GOAL: Repeat every record below exactly as it appears.

-.-.-

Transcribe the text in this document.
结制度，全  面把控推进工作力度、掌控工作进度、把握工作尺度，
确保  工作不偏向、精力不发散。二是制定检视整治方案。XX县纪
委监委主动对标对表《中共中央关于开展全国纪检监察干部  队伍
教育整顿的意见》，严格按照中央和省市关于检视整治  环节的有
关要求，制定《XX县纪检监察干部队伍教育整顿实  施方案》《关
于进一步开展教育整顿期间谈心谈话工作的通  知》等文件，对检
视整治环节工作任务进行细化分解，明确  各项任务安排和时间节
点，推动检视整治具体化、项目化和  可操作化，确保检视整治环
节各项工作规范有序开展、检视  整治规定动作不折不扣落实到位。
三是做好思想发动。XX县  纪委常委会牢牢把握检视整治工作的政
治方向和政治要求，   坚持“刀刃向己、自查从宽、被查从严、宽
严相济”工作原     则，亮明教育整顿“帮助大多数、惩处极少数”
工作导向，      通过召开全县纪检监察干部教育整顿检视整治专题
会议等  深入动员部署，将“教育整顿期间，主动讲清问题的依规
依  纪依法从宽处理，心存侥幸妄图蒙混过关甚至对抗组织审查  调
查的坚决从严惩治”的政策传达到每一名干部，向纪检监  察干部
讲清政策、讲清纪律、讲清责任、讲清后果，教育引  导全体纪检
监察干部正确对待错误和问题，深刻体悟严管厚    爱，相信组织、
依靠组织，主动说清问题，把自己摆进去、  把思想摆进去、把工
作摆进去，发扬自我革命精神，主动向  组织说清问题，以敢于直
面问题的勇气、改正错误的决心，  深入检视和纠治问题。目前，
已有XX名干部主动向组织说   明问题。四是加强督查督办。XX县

-.-.-

CORRECT RESULT:
Transcribe the text in this document.
结制度，全  面把控推进工作力度、掌控工作进度、把握工作尺度，
确保  工作不偏向、精力不发散。二是制定检视整治方案。XX县纪
委监委主动对标对表《中共中央关于开展全国纪检监察干部  队伍
教育整顿的意见》，严格按照中央和省市关于检视整治  环节的有
关要求，制定《XX县纪检监察干部队伍教育整顿实  施方案》《关
于进一步开展教育整顿期间谈心谈话工作的通  知》等文件，对检
视整治环节工作任务进行细化分解，明确  各项任务安排和时间节
点，推动检视整治具体化、项目化和  可操作化，确保检视整治环
节各项工作规范有序开展、检视  整治规定动作不折不扣落实到位。
三是做好思想发动。XX县  纪委常委会牢牢把握检视整治工作的政
治方向和政治要求，   坚持“刀刃向己、自查从宽、被查从严、宽
严相济”工作原     则，亮明教育整顿“帮助大多数、惩处极少数”
工作导向，      通过召开全县纪检监察干部教育整顿检视整治专题
会议等  深入动员部署，将“教育整顿期间，主动讲清问题的依规
依  纪依法从宽处理，心存侥幸妄图蒙混过关甚至对抗组织审查  调
查的坚决从严惩治”的政策传达到每一名干部，向纪检监  察干部
讲清政策、讲清纪律、讲清责任、讲清后果，教育引  导全体纪检
监察干部正确对待错误和问题，深刻体悟严管厚    爱，相信组织、
依靠组织，主动说清问题，把自己摆进去、  把思想摆进去、把工
作摆进去，发扬自我革命精神，主动向  组织说清问题，以敢于直
面问题的勇气、改正错误的决心，  深入检视和纠治问题。目前，
已有XX名干部主动向组织说   明问题。四是加强督查督办。XX县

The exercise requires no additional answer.